===== Stored data =====
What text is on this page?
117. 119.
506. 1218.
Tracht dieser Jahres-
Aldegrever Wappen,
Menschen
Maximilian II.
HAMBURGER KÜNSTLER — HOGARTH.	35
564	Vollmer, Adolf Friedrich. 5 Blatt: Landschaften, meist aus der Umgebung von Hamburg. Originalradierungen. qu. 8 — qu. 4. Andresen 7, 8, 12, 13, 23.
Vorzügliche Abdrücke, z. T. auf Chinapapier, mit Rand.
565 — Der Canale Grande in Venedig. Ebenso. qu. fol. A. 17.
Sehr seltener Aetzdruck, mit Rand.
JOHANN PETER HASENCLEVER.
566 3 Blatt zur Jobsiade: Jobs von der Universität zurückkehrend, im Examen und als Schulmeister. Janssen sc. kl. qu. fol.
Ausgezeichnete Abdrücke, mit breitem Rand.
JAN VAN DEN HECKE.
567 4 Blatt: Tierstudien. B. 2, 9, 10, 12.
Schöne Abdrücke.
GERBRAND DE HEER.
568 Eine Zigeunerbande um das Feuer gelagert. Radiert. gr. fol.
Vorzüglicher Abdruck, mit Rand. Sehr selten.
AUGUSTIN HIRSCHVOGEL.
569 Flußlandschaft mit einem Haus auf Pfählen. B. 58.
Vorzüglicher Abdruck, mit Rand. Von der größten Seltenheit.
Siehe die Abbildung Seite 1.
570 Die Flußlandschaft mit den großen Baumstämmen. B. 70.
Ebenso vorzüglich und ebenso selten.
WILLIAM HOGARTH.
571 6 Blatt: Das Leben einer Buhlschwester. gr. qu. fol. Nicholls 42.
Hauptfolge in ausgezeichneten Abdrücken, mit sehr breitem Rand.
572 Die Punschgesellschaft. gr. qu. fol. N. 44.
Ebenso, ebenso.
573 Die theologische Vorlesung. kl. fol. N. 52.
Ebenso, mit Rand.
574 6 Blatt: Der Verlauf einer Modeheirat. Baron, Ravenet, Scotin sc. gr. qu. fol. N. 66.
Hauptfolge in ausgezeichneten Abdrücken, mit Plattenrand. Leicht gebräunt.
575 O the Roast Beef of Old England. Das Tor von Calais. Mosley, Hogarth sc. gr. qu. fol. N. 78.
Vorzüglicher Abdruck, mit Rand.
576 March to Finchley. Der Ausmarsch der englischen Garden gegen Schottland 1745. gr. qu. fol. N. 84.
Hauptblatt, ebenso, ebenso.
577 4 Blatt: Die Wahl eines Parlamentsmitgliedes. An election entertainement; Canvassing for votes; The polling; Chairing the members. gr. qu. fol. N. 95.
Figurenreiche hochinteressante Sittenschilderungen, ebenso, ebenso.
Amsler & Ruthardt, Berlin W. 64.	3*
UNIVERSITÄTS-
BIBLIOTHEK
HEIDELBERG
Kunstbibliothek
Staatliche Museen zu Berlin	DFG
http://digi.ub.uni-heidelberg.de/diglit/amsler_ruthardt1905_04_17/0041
=====
Exercise directions: Search the entries for "ausgezeichneten" and copy out each line that has it.

Full output:
Hauptfolge in ausgezeichneten Abdrücken, mit sehr breitem Rand.
Hauptfolge in ausgezeichneten Abdrücken, mit Plattenrand. Leicht gebräunt.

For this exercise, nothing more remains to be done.